**The records**
>> begin
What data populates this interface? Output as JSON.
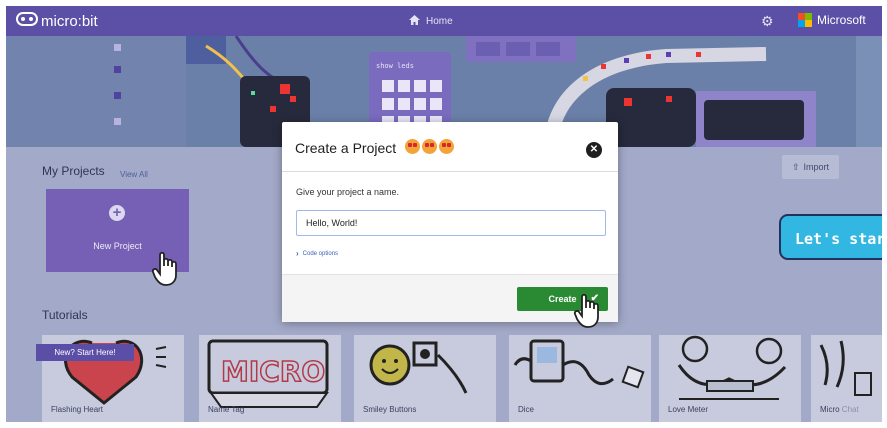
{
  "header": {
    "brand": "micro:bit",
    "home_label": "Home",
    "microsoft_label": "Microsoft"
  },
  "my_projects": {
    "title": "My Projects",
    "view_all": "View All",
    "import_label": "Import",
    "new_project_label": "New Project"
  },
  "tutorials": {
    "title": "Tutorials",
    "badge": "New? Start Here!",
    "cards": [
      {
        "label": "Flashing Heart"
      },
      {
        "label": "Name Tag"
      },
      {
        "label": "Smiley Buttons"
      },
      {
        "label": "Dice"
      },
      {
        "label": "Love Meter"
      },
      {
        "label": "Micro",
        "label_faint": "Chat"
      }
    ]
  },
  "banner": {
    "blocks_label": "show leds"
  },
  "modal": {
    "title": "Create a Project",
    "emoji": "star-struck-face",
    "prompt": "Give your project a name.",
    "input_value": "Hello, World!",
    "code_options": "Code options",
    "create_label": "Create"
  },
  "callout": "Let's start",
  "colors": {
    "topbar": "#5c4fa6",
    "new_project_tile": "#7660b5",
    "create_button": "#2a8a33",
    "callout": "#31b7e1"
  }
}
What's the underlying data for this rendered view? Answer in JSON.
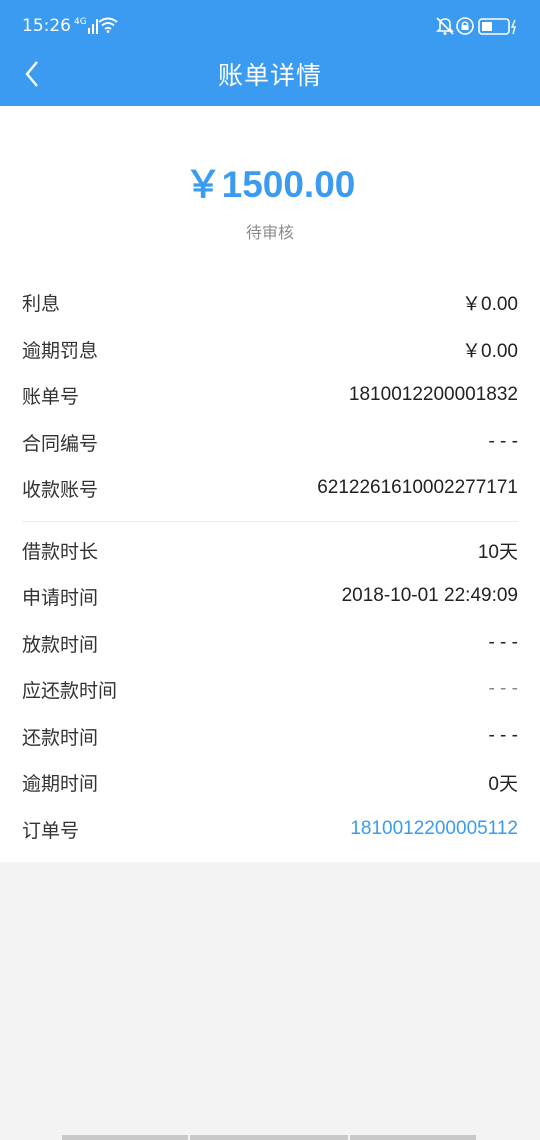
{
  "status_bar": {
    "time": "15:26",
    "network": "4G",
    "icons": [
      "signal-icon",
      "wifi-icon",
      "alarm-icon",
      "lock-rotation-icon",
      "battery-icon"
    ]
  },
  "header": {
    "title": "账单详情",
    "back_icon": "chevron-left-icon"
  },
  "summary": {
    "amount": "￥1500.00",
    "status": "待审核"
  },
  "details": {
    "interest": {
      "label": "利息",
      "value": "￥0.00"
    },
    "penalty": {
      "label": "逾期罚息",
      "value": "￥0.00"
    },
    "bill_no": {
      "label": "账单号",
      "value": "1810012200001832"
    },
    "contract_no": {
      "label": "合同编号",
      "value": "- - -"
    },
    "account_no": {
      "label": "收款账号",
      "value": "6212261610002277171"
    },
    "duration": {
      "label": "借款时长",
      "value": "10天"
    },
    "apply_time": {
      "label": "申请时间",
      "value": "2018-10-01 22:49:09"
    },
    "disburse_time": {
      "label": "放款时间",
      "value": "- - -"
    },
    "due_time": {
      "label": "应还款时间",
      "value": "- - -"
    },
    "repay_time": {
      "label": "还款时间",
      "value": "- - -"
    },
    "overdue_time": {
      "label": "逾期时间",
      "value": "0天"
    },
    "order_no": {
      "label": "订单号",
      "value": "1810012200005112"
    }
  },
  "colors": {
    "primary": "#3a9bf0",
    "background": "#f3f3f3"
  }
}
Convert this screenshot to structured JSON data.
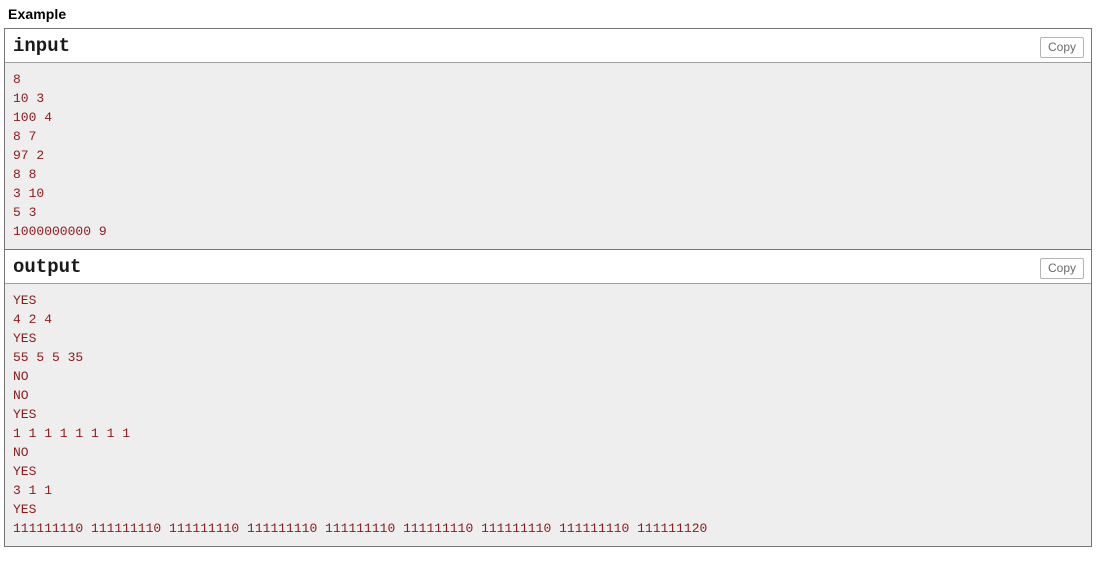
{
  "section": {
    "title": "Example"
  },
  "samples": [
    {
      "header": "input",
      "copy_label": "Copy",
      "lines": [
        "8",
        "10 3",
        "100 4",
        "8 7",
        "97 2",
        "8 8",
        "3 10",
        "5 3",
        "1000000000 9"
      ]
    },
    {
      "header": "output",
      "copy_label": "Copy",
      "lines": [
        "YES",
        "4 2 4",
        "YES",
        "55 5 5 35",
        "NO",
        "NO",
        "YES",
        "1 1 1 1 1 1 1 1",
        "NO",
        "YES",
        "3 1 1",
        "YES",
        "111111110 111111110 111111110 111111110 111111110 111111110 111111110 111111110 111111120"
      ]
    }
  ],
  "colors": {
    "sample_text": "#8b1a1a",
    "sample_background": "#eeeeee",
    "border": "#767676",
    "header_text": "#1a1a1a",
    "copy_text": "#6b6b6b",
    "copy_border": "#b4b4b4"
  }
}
>> end
**Problem requirements**
In the records above, locate the line containing "Convert this screenshot", then copy exactly that line and every line after it through the end, omitting pictures.

**Task result**
Convert this screenshot to structured JSON data.
{
  "section": {
    "title": "Example"
  },
  "samples": [
    {
      "header": "input",
      "copy_label": "Copy",
      "lines": [
        "8",
        "10 3",
        "100 4",
        "8 7",
        "97 2",
        "8 8",
        "3 10",
        "5 3",
        "1000000000 9"
      ]
    },
    {
      "header": "output",
      "copy_label": "Copy",
      "lines": [
        "YES",
        "4 2 4",
        "YES",
        "55 5 5 35",
        "NO",
        "NO",
        "YES",
        "1 1 1 1 1 1 1 1",
        "NO",
        "YES",
        "3 1 1",
        "YES",
        "111111110 111111110 111111110 111111110 111111110 111111110 111111110 111111110 111111120"
      ]
    }
  ],
  "colors": {
    "sample_text": "#8b1a1a",
    "sample_background": "#eeeeee",
    "border": "#767676",
    "header_text": "#1a1a1a",
    "copy_text": "#6b6b6b",
    "copy_border": "#b4b4b4"
  }
}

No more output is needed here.